* start Task input *

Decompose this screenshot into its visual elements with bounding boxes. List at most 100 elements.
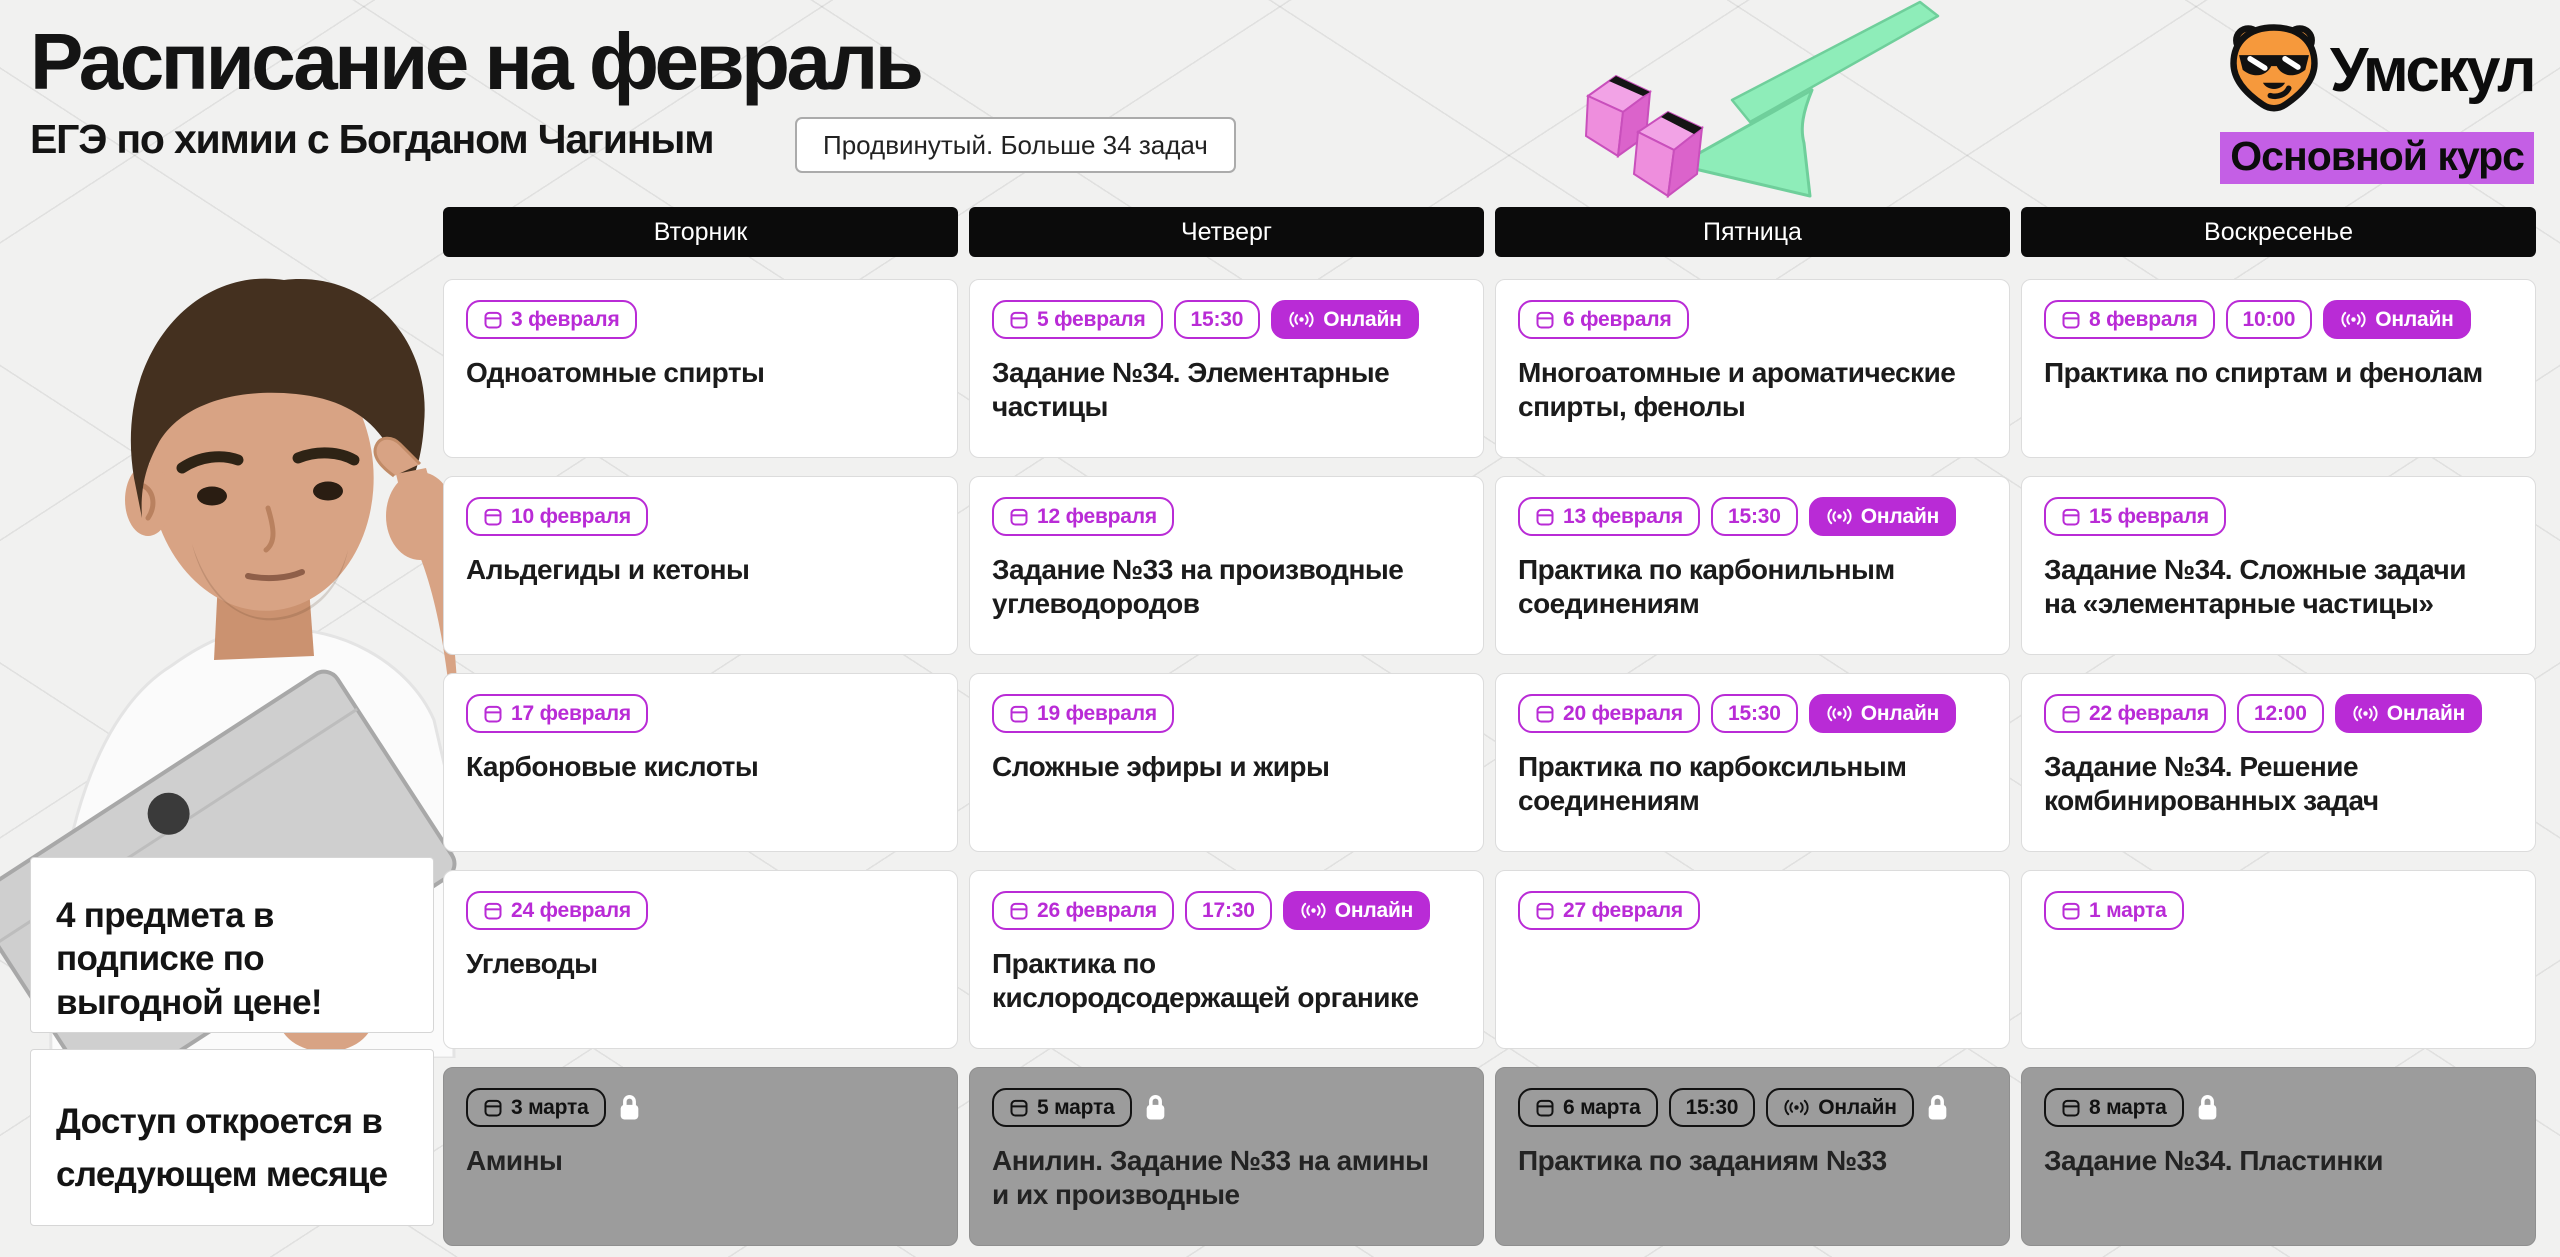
badge-row: 6 февраля [1518, 300, 1987, 339]
level-badge: Продвинутый. Больше 34 задач [795, 117, 1236, 173]
time-badge: 10:00 [2225, 300, 2313, 339]
day-header: Пятница [1495, 207, 2010, 257]
column-sunday: Воскресенье 8 февраля 10:00 Онлайн Практика… [2021, 207, 2536, 1246]
date-badge: 1 марта [2044, 891, 2184, 930]
date-badge: 24 февраля [466, 891, 648, 930]
broadcast-icon [2352, 705, 2379, 722]
online-badge-label: Онлайн [2375, 307, 2454, 331]
broadcast-icon [1288, 311, 1315, 328]
calendar-icon [2061, 901, 2081, 921]
online-badge: Онлайн [1282, 891, 1431, 930]
schedule-card-locked: 6 марта 15:30 Онлайн Практика по заданиям №… [1495, 1067, 2010, 1246]
date-badge: 20 февраля [1518, 694, 1700, 733]
date-badge-label: 22 февраля [2089, 701, 2209, 725]
calendar-icon [483, 310, 503, 330]
calendar-icon [2061, 1098, 2081, 1118]
schedule-card: 3 февраля Одноатомные спирты [443, 279, 958, 458]
online-badge-label: Онлайн [2386, 701, 2466, 725]
schedule-card-locked: 3 марта Амины [443, 1067, 958, 1246]
schedule-card-locked: 8 марта Задание №34. Пластинки [2021, 1067, 2536, 1246]
schedule-card: 13 февраля 15:30 Онлайн Практика по карбони… [1495, 476, 2010, 655]
online-badge-label: Онлайн [1860, 701, 1940, 725]
lock-icon [1927, 1094, 1948, 1121]
calendar-icon [1535, 1098, 1555, 1118]
date-badge-label: 13 февраля [1563, 504, 1683, 528]
calendar-icon [1535, 704, 1555, 724]
course-tag: Основной курс [2220, 132, 2534, 184]
date-badge-label: 24 февраля [511, 898, 631, 922]
date-badge: 3 февраля [466, 300, 637, 339]
date-badge: 26 февраля [992, 891, 1174, 930]
card-title: Альдегиды и кетоны [466, 554, 750, 585]
badge-row: 3 марта [466, 1088, 935, 1127]
time-badge-label: 15:30 [1727, 701, 1781, 725]
badge-row: 5 февраля 15:30 Онлайн [992, 300, 1461, 339]
card-title: Карбоновые кислоты [466, 751, 759, 782]
schedule-card: 27 февраля [1495, 870, 2010, 1049]
broadcast-icon [1300, 902, 1327, 919]
badge-row: 20 февраля 15:30 Онлайн [1518, 694, 1987, 733]
badge-row: 10 февраля [466, 497, 935, 536]
calendar-icon [483, 704, 503, 724]
date-badge: 12 февраля [992, 497, 1174, 536]
date-badge-label: 3 марта [511, 1095, 589, 1119]
badge-row: 27 февраля [1518, 891, 1987, 930]
card-title: Задание №33 на производные углеводородов [992, 554, 1404, 619]
online-badge-label: Онлайн [1334, 898, 1414, 922]
date-badge-label: 17 февраля [511, 701, 631, 725]
card-title: Практика по карбоксильным соединениям [1518, 751, 1907, 816]
promo-card-access: Доступ откроется в следующем месяце [30, 1049, 434, 1226]
calendar-icon [1535, 507, 1555, 527]
card-title: Анилин. Задание №33 на амины и их произв… [992, 1145, 1429, 1210]
schedule-card: 20 февраля 15:30 Онлайн Практика по карбокс… [1495, 673, 2010, 852]
badge-row: 3 февраля [466, 300, 935, 339]
calendar-icon [483, 901, 503, 921]
card-title: Задание №34. Элементарные частицы [992, 357, 1390, 422]
badge-row: 15 февраля [2044, 497, 2513, 536]
column-tuesday: Вторник 3 февраля Одноатомные спирты 10 фе… [443, 207, 958, 1246]
schedule-card: 6 февраля Многоатомные и ароматические сп… [1495, 279, 2010, 458]
online-badge: Онлайн [2323, 300, 2471, 339]
date-badge: 6 февраля [1518, 300, 1689, 339]
promo-card-subscription: 4 предмета в подписке по выгодной цене! [30, 857, 434, 1033]
date-badge-label: 19 февраля [1037, 701, 1157, 725]
time-badge-label: 10:00 [2242, 307, 2296, 331]
brand-logo: Умскул [2228, 22, 2537, 119]
date-badge-label: 6 февраля [1563, 307, 1672, 331]
badge-row: 8 марта [2044, 1088, 2513, 1127]
schedule-card: 19 февраля Сложные эфиры и жиры [969, 673, 1484, 852]
badge-row: 17 февраля [466, 694, 935, 733]
badge-row: 12 февраля [992, 497, 1461, 536]
date-badge: 8 февраля [2044, 300, 2215, 339]
date-badge-label: 26 февраля [1037, 898, 1157, 922]
day-header: Воскресенье [2021, 207, 2536, 257]
online-badge: Онлайн [1808, 497, 1957, 536]
schedule-card: 10 февраля Альдегиды и кетоны [443, 476, 958, 655]
calendar-icon [1009, 310, 1029, 330]
schedule-grid: Вторник 3 февраля Одноатомные спирты 10 фе… [443, 207, 2536, 1246]
card-title: Практика по кислородсодержащей органике [992, 948, 1419, 1013]
online-badge: Онлайн [1766, 1088, 1914, 1127]
date-badge: 27 февраля [1518, 891, 1700, 930]
date-badge-label: 10 февраля [511, 504, 631, 528]
card-title: Практика по заданиям №33 [1518, 1145, 1887, 1176]
schedule-card-locked: 5 марта Анилин. Задание №33 на амины и их… [969, 1067, 1484, 1246]
time-badge-label: 12:00 [2253, 701, 2307, 725]
calendar-icon [483, 507, 503, 527]
time-badge: 12:00 [2236, 694, 2324, 733]
badge-row: 19 февраля [992, 694, 1461, 733]
online-badge-label: Онлайн [1860, 504, 1940, 528]
date-badge-label: 6 марта [1563, 1095, 1641, 1119]
date-badge: 15 февраля [2044, 497, 2226, 536]
broadcast-icon [1826, 705, 1853, 722]
lock-icon [1145, 1094, 1166, 1121]
cards-friday: 6 февраля Многоатомные и ароматические сп… [1495, 279, 2010, 1246]
schedule-card: 1 марта [2021, 870, 2536, 1049]
card-title: Задание №34. Пластинки [2044, 1145, 2383, 1176]
online-badge: Онлайн [2334, 694, 2483, 733]
time-badge-label: 17:30 [1201, 898, 1255, 922]
calendar-icon [483, 1098, 503, 1118]
time-badge: 17:30 [1184, 891, 1272, 930]
card-title: Углеводы [466, 948, 598, 979]
online-badge: Онлайн [1808, 694, 1957, 733]
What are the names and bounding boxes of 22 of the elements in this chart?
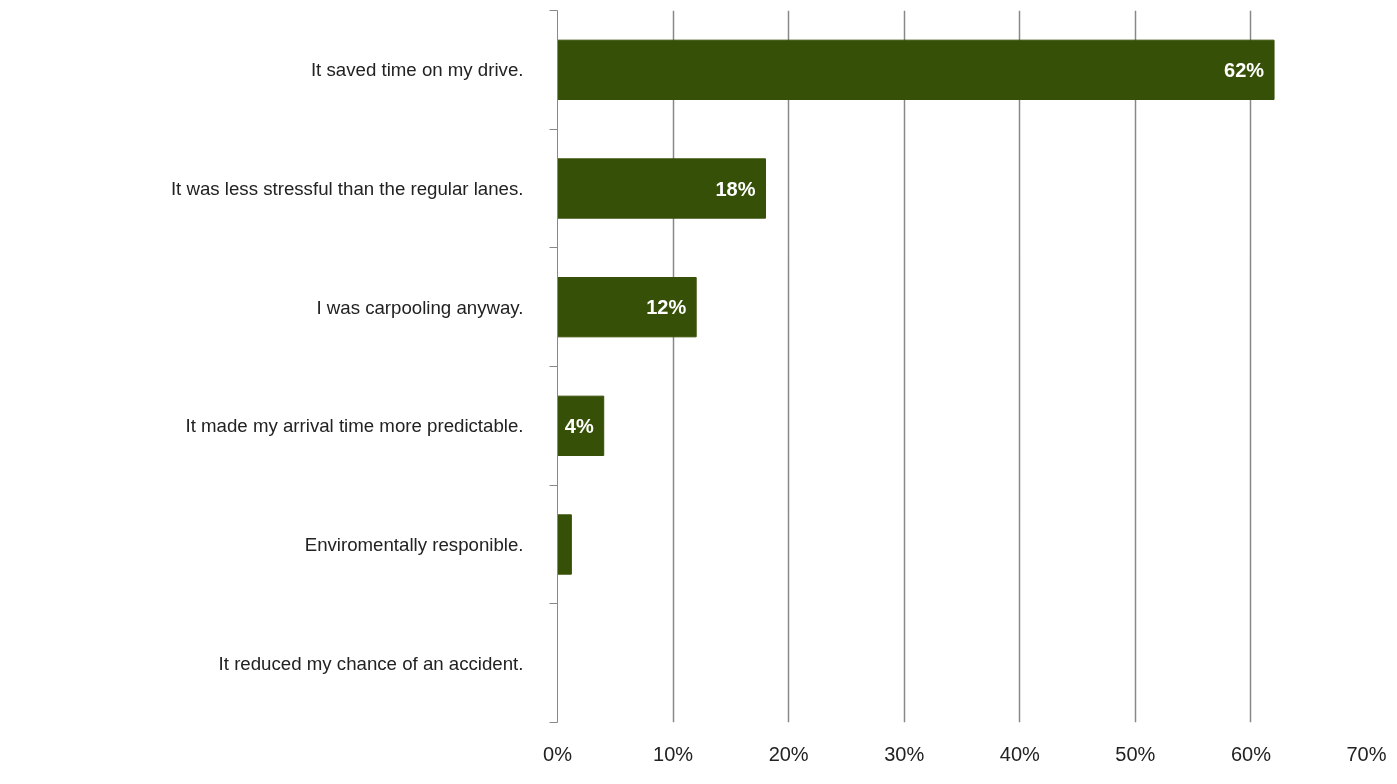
y-tick-label: It saved time on my drive. <box>310 59 524 81</box>
bar <box>557 277 697 338</box>
x-tick-label: 60% <box>1230 742 1272 765</box>
x-tick-label: 70% <box>1346 742 1387 765</box>
x-tick-label: 10% <box>653 742 694 765</box>
data-label: 12% <box>646 296 687 319</box>
bar <box>557 158 767 219</box>
x-tick-label: 30% <box>884 742 925 765</box>
y-tick-label: It reduced my chance of an accident. <box>218 652 524 674</box>
x-tick-label: 50% <box>1115 742 1156 765</box>
y-tick-label: Enviromentally responible. <box>304 534 524 555</box>
x-tick-label: 0% <box>543 742 573 765</box>
x-tick-label: 20% <box>768 742 809 765</box>
bar <box>557 514 572 575</box>
data-label: 62% <box>1224 58 1265 81</box>
y-tick-label: It made my arrival time more predictable. <box>185 415 524 437</box>
y-tick-label: I was carpooling anyway. <box>316 296 524 318</box>
data-label: 4% <box>564 414 594 437</box>
x-tick-label: 40% <box>999 742 1041 765</box>
data-label: 18% <box>715 177 756 200</box>
bar <box>557 39 1275 100</box>
y-tick-label: It was less stressful than the regular lanes. <box>170 178 524 199</box>
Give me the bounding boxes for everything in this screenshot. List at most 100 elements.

* end Task input *

Could you write out the data above again, substituting "box coordinates" for every "bounding boxes" and keeping everything else unchanged? Leave the pictures out.

Correct answer:
Decompose this screenshot into its visual elements with box coordinates. List at most 100 elements.
badge-row: 6 февраля [1518, 300, 1987, 339]
level-badge: Продвинутый. Больше 34 задач [795, 117, 1236, 173]
time-badge: 10:00 [2225, 300, 2313, 339]
day-header: Пятница [1495, 207, 2010, 257]
column-sunday: Воскресенье 8 февраля 10:00 Онлайн Практика… [2021, 207, 2536, 1246]
date-badge: 1 марта [2044, 891, 2184, 930]
date-badge: 24 февраля [466, 891, 648, 930]
broadcast-icon [2352, 705, 2379, 722]
online-badge-label: Онлайн [2375, 307, 2454, 331]
broadcast-icon [1288, 311, 1315, 328]
calendar-icon [2061, 901, 2081, 921]
online-badge: Онлайн [1282, 891, 1431, 930]
schedule-card-locked: 6 марта 15:30 Онлайн Практика по заданиям №… [1495, 1067, 2010, 1246]
date-badge: 20 февраля [1518, 694, 1700, 733]
date-badge-label: 22 февраля [2089, 701, 2209, 725]
calendar-icon [483, 310, 503, 330]
calendar-icon [2061, 1098, 2081, 1118]
schedule-card: 3 февраля Одноатомные спирты [443, 279, 958, 458]
online-badge-label: Онлайн [2386, 701, 2466, 725]
schedule-card-locked: 3 марта Амины [443, 1067, 958, 1246]
schedule-card-locked: 8 марта Задание №34. Пластинки [2021, 1067, 2536, 1246]
schedule-card: 13 февраля 15:30 Онлайн Практика по карбони… [1495, 476, 2010, 655]
online-badge-label: Онлайн [1860, 701, 1940, 725]
lock-icon [1927, 1094, 1948, 1121]
calendar-icon [1535, 1098, 1555, 1118]
date-badge-label: 13 февраля [1563, 504, 1683, 528]
calendar-icon [1535, 704, 1555, 724]
course-tag: Основной курс [2220, 132, 2534, 184]
date-badge-label: 24 февраля [511, 898, 631, 922]
date-badge: 3 февраля [466, 300, 637, 339]
date-badge: 26 февраля [992, 891, 1174, 930]
card-title: Альдегиды и кетоны [466, 554, 750, 585]
badge-row: 3 марта [466, 1088, 935, 1127]
time-badge-label: 15:30 [1727, 701, 1781, 725]
badge-row: 5 февраля 15:30 Онлайн [992, 300, 1461, 339]
card-title: Карбоновые кислоты [466, 751, 759, 782]
schedule-card: 27 февраля [1495, 870, 2010, 1049]
broadcast-icon [1300, 902, 1327, 919]
badge-row: 20 февраля 15:30 Онлайн [1518, 694, 1987, 733]
badge-row: 10 февраля [466, 497, 935, 536]
calendar-icon [483, 704, 503, 724]
date-badge: 12 февраля [992, 497, 1174, 536]
date-badge-label: 3 марта [511, 1095, 589, 1119]
badge-row: 27 февраля [1518, 891, 1987, 930]
card-title: Задание №33 на производные углеводородов [992, 554, 1404, 619]
online-badge-label: Онлайн [1334, 898, 1414, 922]
date-badge-label: 17 февраля [511, 701, 631, 725]
card-title: Практика по карбоксильным соединениям [1518, 751, 1907, 816]
promo-card-access: Доступ откроется в следующем месяце [30, 1049, 434, 1226]
calendar-icon [1535, 507, 1555, 527]
card-title: Анилин. Задание №33 на амины и их произв… [992, 1145, 1429, 1210]
schedule-card: 20 февраля 15:30 Онлайн Практика по карбокс… [1495, 673, 2010, 852]
badge-row: 3 февраля [466, 300, 935, 339]
calendar-icon [483, 901, 503, 921]
card-title: Задание №34. Элементарные частицы [992, 357, 1390, 422]
badge-row: 15 февраля [2044, 497, 2513, 536]
column-tuesday: Вторник 3 февраля Одноатомные спирты 10 фе… [443, 207, 958, 1246]
schedule-card: 6 февраля Многоатомные и ароматические сп… [1495, 279, 2010, 458]
online-badge: Онлайн [2323, 300, 2471, 339]
date-badge: 6 февраля [1518, 300, 1689, 339]
promo-card-subscription: 4 предмета в подписке по выгодной цене! [30, 857, 434, 1033]
date-badge-label: 19 февраля [1037, 701, 1157, 725]
time-badge-label: 10:00 [2242, 307, 2296, 331]
brand-logo: Умскул [2228, 22, 2537, 119]
date-badge-label: 6 февраля [1563, 307, 1672, 331]
badge-row: 8 марта [2044, 1088, 2513, 1127]
schedule-card: 19 февраля Сложные эфиры и жиры [969, 673, 1484, 852]
badge-row: 17 февраля [466, 694, 935, 733]
badge-row: 12 февраля [992, 497, 1461, 536]
date-badge: 8 февраля [2044, 300, 2215, 339]
date-badge-label: 26 февраля [1037, 898, 1157, 922]
day-header: Воскресенье [2021, 207, 2536, 257]
online-badge: Онлайн [1808, 497, 1957, 536]
schedule-card: 10 февраля Альдегиды и кетоны [443, 476, 958, 655]
calendar-icon [1009, 310, 1029, 330]
schedule-grid: Вторник 3 февраля Одноатомные спирты 10 фе… [443, 207, 2536, 1246]
card-title: Практика по кислородсодержащей органике [992, 948, 1419, 1013]
online-badge: Онлайн [1766, 1088, 1914, 1127]
date-badge: 27 февраля [1518, 891, 1700, 930]
date-badge-label: 10 февраля [511, 504, 631, 528]
card-title: Практика по заданиям №33 [1518, 1145, 1887, 1176]
schedule-card-locked: 5 марта Анилин. Задание №33 на амины и их… [969, 1067, 1484, 1246]
time-badge-label: 12:00 [2253, 701, 2307, 725]
calendar-icon [483, 507, 503, 527]
time-badge: 12:00 [2236, 694, 2324, 733]
badge-row: 19 февраля [992, 694, 1461, 733]
online-badge-label: Онлайн [1860, 504, 1940, 528]
date-badge-label: 6 марта [1563, 1095, 1641, 1119]
date-badge: 15 февраля [2044, 497, 2226, 536]
broadcast-icon [1826, 705, 1853, 722]
lock-icon [1145, 1094, 1166, 1121]
cards-friday: 6 февраля Многоатомные и ароматические сп… [1495, 279, 2010, 1246]
schedule-card: 1 марта [2021, 870, 2536, 1049]
card-title: Задание №34. Пластинки [2044, 1145, 2383, 1176]
online-badge: Онлайн [2334, 694, 2483, 733]
time-badge-label: 17:30 [1201, 898, 1255, 922]
calendar-icon [483, 1098, 503, 1118]
time-badge: 17:30 [1184, 891, 1272, 930]
card-title: Углеводы [466, 948, 598, 979]
online-badge: Онлайн [1808, 694, 1957, 733]
What are the names and box coordinates of 22 of the elements in this chart?
y-tick-label: It saved time on my drive. <box>310 59 524 81</box>
bar <box>557 277 697 338</box>
x-tick-label: 60% <box>1230 742 1272 765</box>
x-tick-label: 70% <box>1346 742 1387 765</box>
x-tick-label: 10% <box>653 742 694 765</box>
data-label: 12% <box>646 296 687 319</box>
bar <box>557 158 767 219</box>
x-tick-label: 30% <box>884 742 925 765</box>
y-tick-label: It reduced my chance of an accident. <box>218 652 524 674</box>
x-tick-label: 50% <box>1115 742 1156 765</box>
y-tick-label: Enviromentally responible. <box>304 534 524 555</box>
x-tick-label: 0% <box>543 742 573 765</box>
x-tick-label: 20% <box>768 742 809 765</box>
bar <box>557 514 572 575</box>
data-label: 62% <box>1224 58 1265 81</box>
y-tick-label: It made my arrival time more predictable. <box>185 415 524 437</box>
y-tick-label: I was carpooling anyway. <box>316 296 524 318</box>
data-label: 4% <box>564 414 594 437</box>
x-tick-label: 40% <box>999 742 1041 765</box>
data-label: 18% <box>715 177 756 200</box>
bar <box>557 39 1275 100</box>
y-tick-label: It was less stressful than the regular lanes. <box>170 178 524 199</box>
Give me the box coordinates for everything in this screenshot. List at most 100 elements.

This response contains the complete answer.